* TEXTE FOURNI *
Interview avec Senpetrogaz

Interview avec Senpetrogaz

Entretien avec le Secrétaire Technique du Comité National de Suivi du Contenu Local

Bonjour, M Mor Ndiaye Mbaye vous avez été nommé récemment par le Président de la République, Secrétaire technique du Comité national de Suivi du Contenu Local (CNSCL) qui est l’organe chargé du pilotage du Contenu local dans le cadre de la stratégie nationale d’exploitation du pétrole et du gaz, quelle est la raison d’être de ce comité national, quel est son mode de fonctionnement et ses objectifs ?


Comme son nom l’indique si bien ce comité a en charge le suivi de la mise en œuvre de la politique nationale de contenu local à travers son plan stratégique. Il doit tout d’abord coordonner l’élaboration du plan stratégique de développement du contenu local et, par le biais de son Secrétariat technique, suivre la mise en œuvre opérationnel de ce plan. Le comité comporte deux organe : une instance de pilotage composée de 15 membres issus de l’Administration publique, des compagnies privées, de la société civile, du patronnât et des syndicats – une instance opérationnelle, son bras armé, qui est le Secrétariat technique. Il se réunit deux fois par an et en cas de besoin. L’objectif qui lui est assigné est d’atteindre 50% de contenu local à l’horizon 2030 (nous pourrons y revenir plus tard).


La création d’un contenu local ne serait t-il pas difficile d’autant plus que nos ressources sont offshores et échappent aux quotidiens des acteurs économiques et sociaux locaux ?

* OBJECTIF 1 *
Recopiez fidèlement les entrées, depuis leur début jusqu'à la ligne contenant « 269, 245, 300] », celle-ci comprise.
L'entretien et les entrées proviennent de sources distinctes.

* ENTRÉES CONCERNÉES *
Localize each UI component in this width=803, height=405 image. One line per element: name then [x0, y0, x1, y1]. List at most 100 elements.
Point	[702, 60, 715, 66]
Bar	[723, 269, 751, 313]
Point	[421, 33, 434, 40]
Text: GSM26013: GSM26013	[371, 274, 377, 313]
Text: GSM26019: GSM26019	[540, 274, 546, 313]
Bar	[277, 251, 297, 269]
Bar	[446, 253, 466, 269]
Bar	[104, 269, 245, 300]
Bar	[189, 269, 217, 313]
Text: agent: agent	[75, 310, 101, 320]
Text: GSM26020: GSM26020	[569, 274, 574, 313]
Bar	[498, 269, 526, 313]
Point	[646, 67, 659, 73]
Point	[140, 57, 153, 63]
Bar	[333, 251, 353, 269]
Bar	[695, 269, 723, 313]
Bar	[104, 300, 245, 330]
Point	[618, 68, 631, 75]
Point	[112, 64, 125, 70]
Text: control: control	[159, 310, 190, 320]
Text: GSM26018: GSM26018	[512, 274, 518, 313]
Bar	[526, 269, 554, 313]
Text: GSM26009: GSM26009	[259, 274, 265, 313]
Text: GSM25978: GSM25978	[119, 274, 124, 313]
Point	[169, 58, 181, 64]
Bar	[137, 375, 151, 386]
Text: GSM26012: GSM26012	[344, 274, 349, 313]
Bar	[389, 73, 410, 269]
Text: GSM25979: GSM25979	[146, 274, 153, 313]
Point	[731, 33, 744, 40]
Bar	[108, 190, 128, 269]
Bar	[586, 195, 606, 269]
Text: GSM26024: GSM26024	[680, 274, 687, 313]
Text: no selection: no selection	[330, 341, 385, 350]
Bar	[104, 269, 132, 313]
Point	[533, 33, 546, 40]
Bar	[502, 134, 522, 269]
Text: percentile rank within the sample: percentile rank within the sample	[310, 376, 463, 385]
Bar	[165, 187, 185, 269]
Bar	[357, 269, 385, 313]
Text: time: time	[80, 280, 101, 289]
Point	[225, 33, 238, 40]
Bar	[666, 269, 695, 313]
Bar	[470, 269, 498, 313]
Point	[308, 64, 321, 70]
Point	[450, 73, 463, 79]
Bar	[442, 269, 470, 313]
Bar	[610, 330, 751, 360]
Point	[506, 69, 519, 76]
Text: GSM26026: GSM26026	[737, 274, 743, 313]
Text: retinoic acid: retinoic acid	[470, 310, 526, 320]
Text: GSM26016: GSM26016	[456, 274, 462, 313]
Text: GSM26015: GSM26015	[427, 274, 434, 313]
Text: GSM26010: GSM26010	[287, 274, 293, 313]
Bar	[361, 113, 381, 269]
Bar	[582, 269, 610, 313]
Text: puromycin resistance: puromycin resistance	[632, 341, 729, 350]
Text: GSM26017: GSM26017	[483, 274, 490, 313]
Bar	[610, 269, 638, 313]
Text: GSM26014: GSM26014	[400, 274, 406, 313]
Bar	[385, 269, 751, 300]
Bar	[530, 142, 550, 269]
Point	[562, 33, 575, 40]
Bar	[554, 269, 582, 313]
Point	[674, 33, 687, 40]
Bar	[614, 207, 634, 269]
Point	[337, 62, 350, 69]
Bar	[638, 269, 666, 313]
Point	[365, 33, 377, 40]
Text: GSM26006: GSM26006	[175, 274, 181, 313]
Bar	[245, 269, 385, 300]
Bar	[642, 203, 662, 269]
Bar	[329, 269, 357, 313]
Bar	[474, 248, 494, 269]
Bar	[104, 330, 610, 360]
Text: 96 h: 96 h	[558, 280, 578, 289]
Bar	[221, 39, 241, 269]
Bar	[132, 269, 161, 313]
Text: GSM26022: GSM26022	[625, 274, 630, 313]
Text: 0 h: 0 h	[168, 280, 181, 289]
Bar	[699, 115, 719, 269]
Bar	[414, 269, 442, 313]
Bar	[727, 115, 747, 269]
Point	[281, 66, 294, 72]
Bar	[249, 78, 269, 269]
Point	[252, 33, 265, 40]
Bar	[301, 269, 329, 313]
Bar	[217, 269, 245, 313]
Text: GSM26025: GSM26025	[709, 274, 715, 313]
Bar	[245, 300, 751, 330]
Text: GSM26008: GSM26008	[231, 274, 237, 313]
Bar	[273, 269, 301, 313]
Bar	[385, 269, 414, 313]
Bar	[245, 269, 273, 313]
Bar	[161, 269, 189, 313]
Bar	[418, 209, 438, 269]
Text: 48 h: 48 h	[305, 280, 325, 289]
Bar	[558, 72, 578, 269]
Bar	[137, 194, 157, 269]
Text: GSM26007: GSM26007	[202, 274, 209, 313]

* OBJECTIF 2 *
Reproduisez mot pour mot le passage de l'entretien qui va de « Entretien avec le » jusqu'à « ses objectifs ? » inclus.

* RÉPONSE COMPLÈTE 1 *
Localize each UI component in this width=803, height=405 image. One line per element: name then [x0, y0, x1, y1]. List at most 100 elements.
Point	[702, 60, 715, 66]
Bar	[723, 269, 751, 313]
Point	[421, 33, 434, 40]
Text: GSM26013: GSM26013	[371, 274, 377, 313]
Text: GSM26019: GSM26019	[540, 274, 546, 313]
Bar	[277, 251, 297, 269]
Bar	[446, 253, 466, 269]
Bar	[104, 269, 245, 300]

* RÉPONSE COMPLÈTE 2 *
Entretien avec le Secrétaire Technique du Comité National de Suivi du Contenu Local

Bonjour, M Mor Ndiaye Mbaye vous avez été nommé récemment par le Président de la République, Secrétaire technique du Comité national de Suivi du Contenu Local (CNSCL) qui est l’organe chargé du pilotage du Contenu local dans le cadre de la stratégie nationale d’exploitation du pétrole et du gaz, quelle est la raison d’être de ce comité national, quel est son mode de fonctionnement et ses objectifs ?